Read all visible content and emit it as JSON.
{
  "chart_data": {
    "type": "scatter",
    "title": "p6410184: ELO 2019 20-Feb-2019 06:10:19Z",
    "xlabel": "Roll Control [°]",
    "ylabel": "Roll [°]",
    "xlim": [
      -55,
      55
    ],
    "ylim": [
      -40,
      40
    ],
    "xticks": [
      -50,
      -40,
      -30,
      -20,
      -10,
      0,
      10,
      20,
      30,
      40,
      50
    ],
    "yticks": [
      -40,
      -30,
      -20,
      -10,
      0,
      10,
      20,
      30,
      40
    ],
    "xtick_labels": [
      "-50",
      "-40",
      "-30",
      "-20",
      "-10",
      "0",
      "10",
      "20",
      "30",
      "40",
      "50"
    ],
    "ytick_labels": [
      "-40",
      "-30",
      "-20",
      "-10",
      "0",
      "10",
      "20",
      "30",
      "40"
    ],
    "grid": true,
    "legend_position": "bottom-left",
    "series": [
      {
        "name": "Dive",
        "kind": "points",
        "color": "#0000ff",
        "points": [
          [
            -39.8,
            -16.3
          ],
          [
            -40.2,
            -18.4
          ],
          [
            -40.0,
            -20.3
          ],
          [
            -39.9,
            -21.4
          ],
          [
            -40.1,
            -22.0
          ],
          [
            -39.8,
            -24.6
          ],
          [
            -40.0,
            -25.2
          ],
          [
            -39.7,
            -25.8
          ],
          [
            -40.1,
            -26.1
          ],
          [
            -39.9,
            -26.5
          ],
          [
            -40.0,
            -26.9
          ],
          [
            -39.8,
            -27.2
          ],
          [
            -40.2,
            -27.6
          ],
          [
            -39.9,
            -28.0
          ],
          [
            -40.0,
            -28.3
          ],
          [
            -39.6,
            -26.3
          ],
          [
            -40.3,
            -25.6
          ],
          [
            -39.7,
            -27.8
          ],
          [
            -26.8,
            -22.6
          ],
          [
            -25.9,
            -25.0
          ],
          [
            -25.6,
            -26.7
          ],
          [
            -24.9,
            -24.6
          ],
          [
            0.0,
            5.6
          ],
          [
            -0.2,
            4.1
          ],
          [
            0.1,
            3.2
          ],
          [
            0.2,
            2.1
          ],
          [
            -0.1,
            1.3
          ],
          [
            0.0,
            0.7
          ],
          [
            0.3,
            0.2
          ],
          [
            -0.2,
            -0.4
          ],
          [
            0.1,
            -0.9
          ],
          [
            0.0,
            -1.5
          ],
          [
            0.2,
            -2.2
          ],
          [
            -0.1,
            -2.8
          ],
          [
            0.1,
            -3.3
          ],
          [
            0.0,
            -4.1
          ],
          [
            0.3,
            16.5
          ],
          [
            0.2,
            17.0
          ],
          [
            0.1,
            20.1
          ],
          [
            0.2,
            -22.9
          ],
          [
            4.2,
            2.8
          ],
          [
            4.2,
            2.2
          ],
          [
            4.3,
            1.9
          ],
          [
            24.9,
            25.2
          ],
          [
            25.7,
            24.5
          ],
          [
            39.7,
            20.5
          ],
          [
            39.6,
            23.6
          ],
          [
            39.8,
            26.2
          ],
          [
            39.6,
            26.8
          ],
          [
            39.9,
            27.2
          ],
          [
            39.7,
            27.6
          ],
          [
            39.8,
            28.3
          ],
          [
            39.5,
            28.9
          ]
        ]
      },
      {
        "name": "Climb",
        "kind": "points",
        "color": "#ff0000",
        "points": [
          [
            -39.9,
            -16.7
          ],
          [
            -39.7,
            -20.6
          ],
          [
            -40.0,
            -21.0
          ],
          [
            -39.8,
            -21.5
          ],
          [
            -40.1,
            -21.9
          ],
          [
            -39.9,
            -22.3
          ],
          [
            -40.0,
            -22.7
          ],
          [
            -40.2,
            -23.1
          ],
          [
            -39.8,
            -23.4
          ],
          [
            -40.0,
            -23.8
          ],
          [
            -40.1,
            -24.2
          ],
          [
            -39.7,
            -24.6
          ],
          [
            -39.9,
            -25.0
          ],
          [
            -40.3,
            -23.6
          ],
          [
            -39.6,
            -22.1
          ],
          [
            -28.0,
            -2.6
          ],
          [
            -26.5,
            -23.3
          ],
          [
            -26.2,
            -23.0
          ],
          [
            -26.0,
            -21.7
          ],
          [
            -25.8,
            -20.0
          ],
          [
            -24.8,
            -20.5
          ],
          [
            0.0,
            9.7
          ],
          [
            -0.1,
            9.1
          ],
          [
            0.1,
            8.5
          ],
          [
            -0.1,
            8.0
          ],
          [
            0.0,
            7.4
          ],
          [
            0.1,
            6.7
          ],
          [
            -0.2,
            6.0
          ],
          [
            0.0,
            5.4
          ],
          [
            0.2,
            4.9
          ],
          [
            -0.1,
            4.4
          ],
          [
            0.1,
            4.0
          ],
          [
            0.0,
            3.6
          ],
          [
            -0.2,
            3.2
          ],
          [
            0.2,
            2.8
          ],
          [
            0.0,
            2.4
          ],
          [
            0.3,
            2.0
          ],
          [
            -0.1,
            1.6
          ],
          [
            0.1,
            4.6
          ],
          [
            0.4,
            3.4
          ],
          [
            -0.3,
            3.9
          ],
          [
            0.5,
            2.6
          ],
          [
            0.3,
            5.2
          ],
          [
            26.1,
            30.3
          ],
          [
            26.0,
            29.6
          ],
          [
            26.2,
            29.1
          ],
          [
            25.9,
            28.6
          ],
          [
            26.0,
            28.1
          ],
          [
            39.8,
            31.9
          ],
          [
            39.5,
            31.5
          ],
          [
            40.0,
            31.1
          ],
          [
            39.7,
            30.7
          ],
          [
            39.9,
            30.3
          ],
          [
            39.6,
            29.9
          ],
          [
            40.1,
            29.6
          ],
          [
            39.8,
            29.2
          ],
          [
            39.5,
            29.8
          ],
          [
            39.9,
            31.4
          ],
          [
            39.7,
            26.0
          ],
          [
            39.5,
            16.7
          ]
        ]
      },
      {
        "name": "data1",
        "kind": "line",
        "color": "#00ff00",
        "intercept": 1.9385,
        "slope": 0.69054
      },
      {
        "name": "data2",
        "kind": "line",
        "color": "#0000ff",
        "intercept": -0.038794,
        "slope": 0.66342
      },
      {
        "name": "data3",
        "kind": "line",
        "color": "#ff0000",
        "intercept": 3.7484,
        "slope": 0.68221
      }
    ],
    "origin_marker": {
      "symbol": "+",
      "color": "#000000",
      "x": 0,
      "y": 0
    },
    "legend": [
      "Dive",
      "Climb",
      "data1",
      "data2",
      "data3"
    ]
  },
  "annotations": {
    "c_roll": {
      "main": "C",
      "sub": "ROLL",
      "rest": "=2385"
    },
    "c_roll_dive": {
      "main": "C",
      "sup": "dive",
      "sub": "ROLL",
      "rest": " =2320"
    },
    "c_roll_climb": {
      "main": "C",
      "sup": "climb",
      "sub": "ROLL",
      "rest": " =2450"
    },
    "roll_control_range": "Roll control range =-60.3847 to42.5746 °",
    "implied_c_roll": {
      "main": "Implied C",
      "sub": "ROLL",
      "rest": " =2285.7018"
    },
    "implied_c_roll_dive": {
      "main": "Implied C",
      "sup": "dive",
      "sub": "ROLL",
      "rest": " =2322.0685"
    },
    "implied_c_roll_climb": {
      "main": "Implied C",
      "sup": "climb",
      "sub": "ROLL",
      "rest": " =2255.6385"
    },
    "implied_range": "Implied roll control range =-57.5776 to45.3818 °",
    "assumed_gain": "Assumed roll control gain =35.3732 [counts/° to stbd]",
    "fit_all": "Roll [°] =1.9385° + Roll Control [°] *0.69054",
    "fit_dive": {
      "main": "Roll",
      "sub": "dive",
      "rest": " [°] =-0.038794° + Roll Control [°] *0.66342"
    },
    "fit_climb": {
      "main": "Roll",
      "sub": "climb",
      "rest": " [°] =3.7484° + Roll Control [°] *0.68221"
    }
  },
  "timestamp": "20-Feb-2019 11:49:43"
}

# # #

## Given request
Search the entries for the word "name", then list each line that holds it.

## Result of the task
        "name": "Dive",
        "name": "Climb",
        "name": "data1",
        "name": "data2",
        "name": "data3",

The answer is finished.